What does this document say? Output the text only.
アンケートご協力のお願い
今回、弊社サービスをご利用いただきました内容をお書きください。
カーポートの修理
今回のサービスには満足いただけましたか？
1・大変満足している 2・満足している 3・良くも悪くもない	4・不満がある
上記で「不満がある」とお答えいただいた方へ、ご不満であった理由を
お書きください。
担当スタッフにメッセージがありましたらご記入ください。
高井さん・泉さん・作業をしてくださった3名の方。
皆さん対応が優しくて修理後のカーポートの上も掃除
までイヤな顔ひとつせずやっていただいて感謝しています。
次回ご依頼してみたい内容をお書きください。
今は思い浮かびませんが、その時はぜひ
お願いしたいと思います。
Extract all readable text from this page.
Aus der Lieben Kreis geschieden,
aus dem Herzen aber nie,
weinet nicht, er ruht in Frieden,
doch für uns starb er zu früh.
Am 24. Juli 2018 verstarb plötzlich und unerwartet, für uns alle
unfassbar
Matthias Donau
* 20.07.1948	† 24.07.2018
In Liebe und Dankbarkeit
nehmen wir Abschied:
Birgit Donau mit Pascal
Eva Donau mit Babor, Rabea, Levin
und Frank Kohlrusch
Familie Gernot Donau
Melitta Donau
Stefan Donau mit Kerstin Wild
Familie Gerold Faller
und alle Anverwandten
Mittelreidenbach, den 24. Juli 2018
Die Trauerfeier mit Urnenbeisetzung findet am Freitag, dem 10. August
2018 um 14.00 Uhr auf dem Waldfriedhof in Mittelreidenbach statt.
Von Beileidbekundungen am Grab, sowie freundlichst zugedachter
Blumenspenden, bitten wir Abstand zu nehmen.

Aim> Look through the material above. Copy each line where the word "不満がある" appears.

Task answer>
1・大変満足している 2・満足している 3・良くも悪くもない	4・不満がある
上記で「不満がある」とお答えいただいた方へ、ご不満であった理由を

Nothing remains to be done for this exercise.